**Extrait à lire:**
========

Depuis Paris, Temur Iakobachvili, vice premier ministre Géorgien de 42 ans, donne un aperçu des particularités de cette jeune génération politique à laquelle il appartient en évoquant sa famille et l'histoire pacifique des relations entre Russes et Géorgiens.
Août 2008. Les cinq jours de conflit ont montré une Russie clairement dominante. Le perdant, bien que toujours présent militairement dans les deux provinces séparatistes, reconnaît aujourd'hui l'indépendance de l'Abkhazie et de l'Ossétie du Sud. Dans cette dernière, des élections illégales se sont tenues en juin. Dix mois après le conflit, lors d'une conférence le 27 juin dernier à Corfu, l'OTAN et la Russie renouaient officiellement les liens, défaits par les événements: ils ont "besoin" l'un de l'autre. Reste leur principal sujet de discorde, Mikhaïl Saakashvili, président de la Géorgie, République indépendante de la Russie depuis 1991.
"Les Russes aiment la Géorgie. Ce qu'ils n'aiment pas, c'est qu'elle soit un Etat."
L'apparition de Temur Iakobachvili à Paris coïncide avec le dernier jour de la mission d'observation de l'OSCE (Organisation pour la Sécurité et la Coopération en Europe) en Géorgie. Seule une mission de surveillance de 200 personnes sera maintenue sur place. Presque douze mois après la tentative de négociation de Nicolas Sarkozy, alors président de l'Union Européenne, les Russes ne respectent toujours pas le cessez-le-feu. Ce sont maintenant les Tchèques qui assurent pour six mois la présidence de l'Union. En Mai, ils faisaient ratifier un "partenariat avec l'Est", rapprochant la Géorgie et l'UE. La Géorgie ayant également signé une Charte sur le Partenariat Stratégique avec les Etats Unis. Malgré tout, du 30 juin au 6 juillet, date de la visite officielle de Barack Obama en Russie, 8000 troupes russes restent postées à la frontière géorgienne pour des "exercices militaires".

========

**À faire:**
Pouvez-vous extraire tel quel, de l'extrait sur la Géorgie, le passage qui va de « Août 2008. Les » jusqu'à « Russie depuis 1991. » inclus ? Les items n'ont aucun rôle dans ce travail.

**Liste des items:**
========

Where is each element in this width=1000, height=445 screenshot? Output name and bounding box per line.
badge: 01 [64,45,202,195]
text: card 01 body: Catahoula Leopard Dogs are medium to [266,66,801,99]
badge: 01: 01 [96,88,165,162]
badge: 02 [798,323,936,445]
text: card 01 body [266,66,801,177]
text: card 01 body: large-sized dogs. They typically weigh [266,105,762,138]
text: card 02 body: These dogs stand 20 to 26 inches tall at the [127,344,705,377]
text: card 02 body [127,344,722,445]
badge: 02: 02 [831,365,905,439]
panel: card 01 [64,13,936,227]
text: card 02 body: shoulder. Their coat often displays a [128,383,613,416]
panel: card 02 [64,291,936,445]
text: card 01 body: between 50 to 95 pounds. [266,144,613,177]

========

**Réponse attendue:**
Août 2008. Les cinq jours de conflit ont montré une Russie clairement dominante. Le perdant, bien que toujours présent militairement dans les deux provinces séparatistes, reconnaît aujourd'hui l'indépendance de l'Abkhazie et de l'Ossétie du Sud. Dans cette dernière, des élections illégales se sont tenues en juin. Dix mois après le conflit, lors d'une conférence le 27 juin dernier à Corfu, l'OTAN et la Russie renouaient officiellement les liens, défaits par les événements: ils ont "besoin" l'un de l'autre. Reste leur principal sujet de discorde, Mikhaïl Saakashvili, président de la Géorgie, République indépendante de la Russie depuis 1991.